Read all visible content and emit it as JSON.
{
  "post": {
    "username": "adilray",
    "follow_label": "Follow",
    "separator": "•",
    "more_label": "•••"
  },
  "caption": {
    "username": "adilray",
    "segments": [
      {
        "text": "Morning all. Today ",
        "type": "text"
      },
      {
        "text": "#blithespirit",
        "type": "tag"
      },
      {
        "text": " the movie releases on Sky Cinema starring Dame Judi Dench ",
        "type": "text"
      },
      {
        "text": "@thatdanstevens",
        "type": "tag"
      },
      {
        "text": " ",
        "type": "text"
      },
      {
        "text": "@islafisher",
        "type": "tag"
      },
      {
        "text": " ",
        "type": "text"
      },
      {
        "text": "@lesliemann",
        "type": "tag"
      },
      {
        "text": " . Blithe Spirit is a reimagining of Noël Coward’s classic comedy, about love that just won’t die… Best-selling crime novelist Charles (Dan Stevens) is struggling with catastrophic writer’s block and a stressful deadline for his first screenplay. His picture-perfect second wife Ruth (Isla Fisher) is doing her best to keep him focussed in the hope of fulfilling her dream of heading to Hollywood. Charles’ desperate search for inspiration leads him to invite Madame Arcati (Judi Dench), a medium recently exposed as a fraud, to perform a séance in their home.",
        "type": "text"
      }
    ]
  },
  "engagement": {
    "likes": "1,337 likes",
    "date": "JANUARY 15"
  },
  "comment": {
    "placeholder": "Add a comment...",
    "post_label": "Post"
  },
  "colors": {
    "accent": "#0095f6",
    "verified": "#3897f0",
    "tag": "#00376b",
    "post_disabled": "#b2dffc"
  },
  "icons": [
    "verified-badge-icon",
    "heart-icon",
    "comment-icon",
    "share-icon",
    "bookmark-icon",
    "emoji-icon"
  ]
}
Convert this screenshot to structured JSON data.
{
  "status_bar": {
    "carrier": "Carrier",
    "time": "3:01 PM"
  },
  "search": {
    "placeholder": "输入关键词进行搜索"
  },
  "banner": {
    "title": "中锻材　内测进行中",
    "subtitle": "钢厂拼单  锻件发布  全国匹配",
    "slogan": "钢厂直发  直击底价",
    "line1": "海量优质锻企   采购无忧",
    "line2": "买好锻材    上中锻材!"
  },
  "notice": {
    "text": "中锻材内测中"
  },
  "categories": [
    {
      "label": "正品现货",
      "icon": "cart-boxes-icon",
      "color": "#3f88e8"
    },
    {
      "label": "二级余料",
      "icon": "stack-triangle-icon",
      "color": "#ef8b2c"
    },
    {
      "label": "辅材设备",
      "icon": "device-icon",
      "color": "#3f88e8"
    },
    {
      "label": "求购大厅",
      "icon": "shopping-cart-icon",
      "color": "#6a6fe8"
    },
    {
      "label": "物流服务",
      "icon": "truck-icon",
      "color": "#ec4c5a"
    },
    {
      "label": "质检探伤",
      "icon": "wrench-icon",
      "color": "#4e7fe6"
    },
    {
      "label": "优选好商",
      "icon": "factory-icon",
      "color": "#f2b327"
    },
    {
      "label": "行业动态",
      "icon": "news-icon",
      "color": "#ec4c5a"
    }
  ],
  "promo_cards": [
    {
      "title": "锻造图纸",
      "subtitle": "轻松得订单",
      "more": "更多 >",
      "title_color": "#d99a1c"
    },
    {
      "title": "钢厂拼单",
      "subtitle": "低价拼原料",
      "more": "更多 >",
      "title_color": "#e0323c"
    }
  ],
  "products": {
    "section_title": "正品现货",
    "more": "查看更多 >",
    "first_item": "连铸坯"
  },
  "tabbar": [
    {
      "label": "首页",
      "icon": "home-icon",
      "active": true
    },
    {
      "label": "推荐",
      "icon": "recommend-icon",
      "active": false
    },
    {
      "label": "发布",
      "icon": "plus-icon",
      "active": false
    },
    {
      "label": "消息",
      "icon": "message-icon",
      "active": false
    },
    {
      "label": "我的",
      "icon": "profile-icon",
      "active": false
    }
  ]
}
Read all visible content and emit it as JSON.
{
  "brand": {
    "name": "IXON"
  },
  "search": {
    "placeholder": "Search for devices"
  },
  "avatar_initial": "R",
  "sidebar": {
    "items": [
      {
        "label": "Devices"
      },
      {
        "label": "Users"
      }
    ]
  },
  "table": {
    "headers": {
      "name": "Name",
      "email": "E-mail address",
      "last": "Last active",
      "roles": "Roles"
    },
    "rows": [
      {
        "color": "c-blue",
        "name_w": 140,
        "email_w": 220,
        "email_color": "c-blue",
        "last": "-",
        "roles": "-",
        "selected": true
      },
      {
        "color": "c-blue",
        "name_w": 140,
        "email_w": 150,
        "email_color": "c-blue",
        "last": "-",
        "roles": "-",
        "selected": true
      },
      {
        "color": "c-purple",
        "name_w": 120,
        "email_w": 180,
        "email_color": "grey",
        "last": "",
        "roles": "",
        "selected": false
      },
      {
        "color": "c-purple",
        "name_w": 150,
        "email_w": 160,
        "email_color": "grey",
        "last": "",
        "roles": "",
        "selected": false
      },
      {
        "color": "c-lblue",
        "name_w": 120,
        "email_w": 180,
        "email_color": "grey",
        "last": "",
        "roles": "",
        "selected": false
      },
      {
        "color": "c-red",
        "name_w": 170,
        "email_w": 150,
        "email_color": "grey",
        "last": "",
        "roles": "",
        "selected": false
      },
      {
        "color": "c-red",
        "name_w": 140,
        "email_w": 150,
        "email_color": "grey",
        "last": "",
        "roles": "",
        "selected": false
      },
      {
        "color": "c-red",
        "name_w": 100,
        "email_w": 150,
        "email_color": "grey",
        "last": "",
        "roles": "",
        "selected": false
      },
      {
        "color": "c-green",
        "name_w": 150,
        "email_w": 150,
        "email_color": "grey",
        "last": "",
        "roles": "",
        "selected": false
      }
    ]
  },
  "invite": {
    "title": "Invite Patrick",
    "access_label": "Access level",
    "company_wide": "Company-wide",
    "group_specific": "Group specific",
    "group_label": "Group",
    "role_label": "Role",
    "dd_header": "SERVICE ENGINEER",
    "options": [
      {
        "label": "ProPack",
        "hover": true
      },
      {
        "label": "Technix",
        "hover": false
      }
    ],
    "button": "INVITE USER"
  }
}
========
▸ **WHAT TO PRODUCE**
Using the data above, return each line exactly as written.

▸ **TASK OUTPUT**
Read all visible content and emit it as JSON.
{
  "post": {
    "username": "adilray",
    "follow_label": "Follow",
    "separator": "•",
    "more_label": "•••"
  },
  "caption": {
    "username": "adilray",
    "segments": [
      {
        "text": "Morning all. Today ",
        "type": "text"
      },
      {
        "text": "#blithespirit",
        "type": "tag"
      },
      {
        "text": " the movie releases on Sky Cinema starring Dame Judi Dench ",
        "type": "text"
      },
      {
        "text": "@thatdanstevens",
        "type": "tag"
      },
      {
        "text": " ",
        "type": "text"
      },
      {
        "text": "@islafisher",
        "type": "tag"
      },
      {
        "text": " ",
        "type": "text"
      },
      {
        "text": "@lesliemann",
        "type": "tag"
      },
      {
        "text": " . Blithe Spirit is a reimagining of Noël Coward’s classic comedy, about love that just won’t die… Best-selling crime novelist Charles (Dan Stevens) is struggling with catastrophic writer’s block and a stressful deadline for his first screenplay. His picture-perfect second wife Ruth (Isla Fisher) is doing her best to keep him focussed in the hope of fulfilling her dream of heading to Hollywood. Charles’ desperate search for inspiration leads him to invite Madame Arcati (Judi Dench), a medium recently exposed as a fraud, to perform a séance in their home.",
        "type": "text"
      }
    ]
  },
  "engagement": {
    "likes": "1,337 likes",
    "date": "JANUARY 15"
  },
  "comment": {
    "placeholder": "Add a comment...",
    "post_label": "Post"
  },
  "colors": {
    "accent": "#0095f6",
    "verified": "#3897f0",
    "tag": "#00376b",
    "post_disabled": "#b2dffc"
  },
  "icons": [
    "verified-badge-icon",
    "heart-icon",
    "comment-icon",
    "share-icon",
    "bookmark-icon",
    "emoji-icon"
  ]
}
Convert this screenshot to structured JSON data.
{
  "status_bar": {
    "carrier": "Carrier",
    "time": "3:01 PM"
  },
  "search": {
    "placeholder": "输入关键词进行搜索"
  },
  "banner": {
    "title": "中锻材　内测进行中",
    "subtitle": "钢厂拼单  锻件发布  全国匹配",
    "slogan": "钢厂直发  直击底价",
    "line1": "海量优质锻企   采购无忧",
    "line2": "买好锻材    上中锻材!"
  },
  "notice": {
    "text": "中锻材内测中"
  },
  "categories": [
    {
      "label": "正品现货",
      "icon": "cart-boxes-icon",
      "color": "#3f88e8"
    },
    {
      "label": "二级余料",
      "icon": "stack-triangle-icon",
      "color": "#ef8b2c"
    },
    {
      "label": "辅材设备",
      "icon": "device-icon",
      "color": "#3f88e8"
    },
    {
      "label": "求购大厅",
      "icon": "shopping-cart-icon",
      "color": "#6a6fe8"
    },
    {
      "label": "物流服务",
      "icon": "truck-icon",
      "color": "#ec4c5a"
    },
    {
      "label": "质检探伤",
      "icon": "wrench-icon",
      "color": "#4e7fe6"
    },
    {
      "label": "优选好商",
      "icon": "factory-icon",
      "color": "#f2b327"
    },
    {
      "label": "行业动态",
      "icon": "news-icon",
      "color": "#ec4c5a"
    }
  ],
  "promo_cards": [
    {
      "title": "锻造图纸",
      "subtitle": "轻松得订单",
      "more": "更多 >",
      "title_color": "#d99a1c"
    },
    {
      "title": "钢厂拼单",
      "subtitle": "低价拼原料",
      "more": "更多 >",
      "title_color": "#e0323c"
    }
  ],
  "products": {
    "section_title": "正品现货",
    "more": "查看更多 >",
    "first_item": "连铸坯"
  },
  "tabbar": [
    {
      "label": "首页",
      "icon": "home-icon",
      "active": true
    },
    {
      "label": "推荐",
      "icon": "recommend-icon",
      "active": false
    },
    {
      "label": "发布",
      "icon": "plus-icon",
      "active": false
    },
    {
      "label": "消息",
      "icon": "message-icon",
      "active": false
    },
    {
      "label": "我的",
      "icon": "profile-icon",
      "active": false
    }
  ]
}
Read all visible content and emit it as JSON.
{
  "brand": {
    "name": "IXON"
  },
  "search": {
    "placeholder": "Search for devices"
  },
  "avatar_initial": "R",
  "sidebar": {
    "items": [
      {
        "label": "Devices"
      },
      {
        "label": "Users"
      }
    ]
  },
  "table": {
    "headers": {
      "name": "Name",
      "email": "E-mail address",
      "last": "Last active",
      "roles": "Roles"
    },
    "rows": [
      {
        "color": "c-blue",
        "name_w": 140,
        "email_w": 220,
        "email_color": "c-blue",
        "last": "-",
        "roles": "-",
        "selected": true
      },
      {
        "color": "c-blue",
        "name_w": 140,
        "email_w": 150,
        "email_color": "c-blue",
        "last": "-",
        "roles": "-",
        "selected": true
      },
      {
        "color": "c-purple",
        "name_w": 120,
        "email_w": 180,
        "email_color": "grey",
        "last": "",
        "roles": "",
        "selected": false
      },
      {
        "color": "c-purple",
        "name_w": 150,
        "email_w": 160,
        "email_color": "grey",
        "last": "",
        "roles": "",
        "selected": false
      },
      {
        "color": "c-lblue",
        "name_w": 120,
        "email_w": 180,
        "email_color": "grey",
        "last": "",
        "roles": "",
        "selected": false
      },
      {
        "color": "c-red",
        "name_w": 170,
        "email_w": 150,
        "email_color": "grey",
        "last": "",
        "roles": "",
        "selected": false
      },
      {
        "color": "c-red",
        "name_w": 140,
        "email_w": 150,
        "email_color": "grey",
        "last": "",
        "roles": "",
        "selected": false
      },
      {
        "color": "c-red",
        "name_w": 100,
        "email_w": 150,
        "email_color": "grey",
        "last": "",
        "roles": "",
        "selected": false
      },
      {
        "color": "c-green",
        "name_w": 150,
        "email_w": 150,
        "email_color": "grey",
        "last": "",
        "roles": "",
        "selected": false
      }
    ]
  },
  "invite": {
    "title": "Invite Patrick",
    "access_label": "Access level",
    "company_wide": "Company-wide",
    "group_specific": "Group specific",
    "group_label": "Group",
    "role_label": "Role",
    "dd_header": "SERVICE ENGINEER",
    "options": [
      {
        "label": "ProPack",
        "hover": true
      },
      {
        "label": "Technix",
        "hover": false
      }
    ],
    "button": "INVITE USER"
  }
}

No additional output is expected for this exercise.